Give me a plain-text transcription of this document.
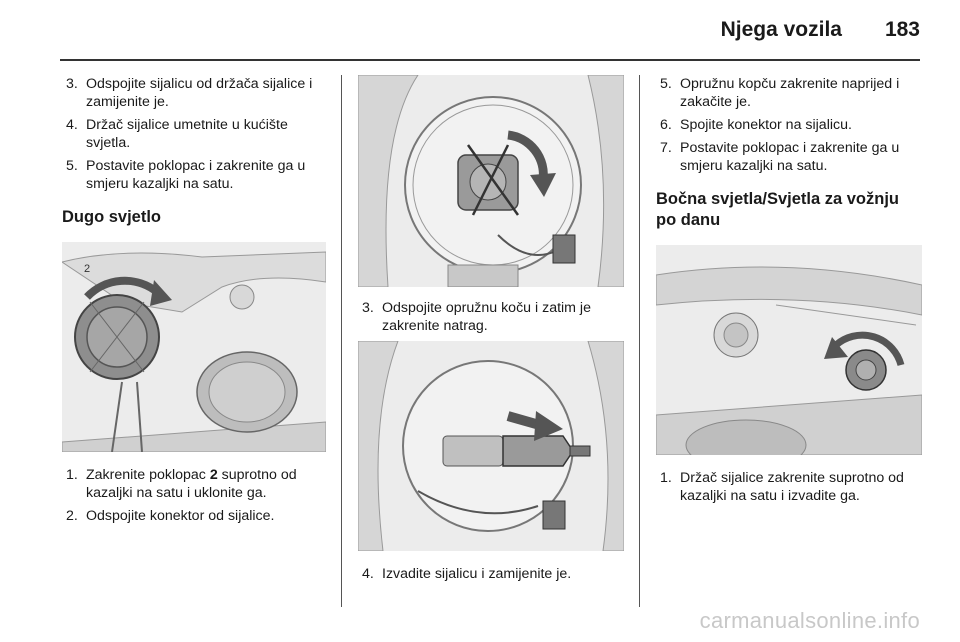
Njega vozila 183
3. Odspojite sijalicu od držača sijalice i zamijenite je.
4. Držač sijalice umetnite u kućište svjetla.
5. Postavite poklopac i zakrenite ga u smjeru kazaljki na satu.
Dugo svjetlo
2
1. Zakrenite poklopac 2 suprotno od kazaljki na satu i uklonite ga.
2. Odspojite konektor od sijalice.
3. Odspojite opružnu koču i zatim je zakrenite natrag.
4. Izvadite sijalicu i zamijenite je.
5. Opružnu kopču zakrenite naprijed i zakačite je.
6. Spojite konektor na sijalicu.
7. Postavite poklopac i zakrenite ga u smjeru kazaljki na satu.
Bočna svjetla/Svjetla za vožnju po danu
1. Držač sijalice zakrenite suprotno od kazaljki na satu i izvadite ga.
carmanualsonline.info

--

INSTRUCTION — Each line of the material that holds the string "poklopac" counts once; give the total alone.

WRITTEN REPLY — 3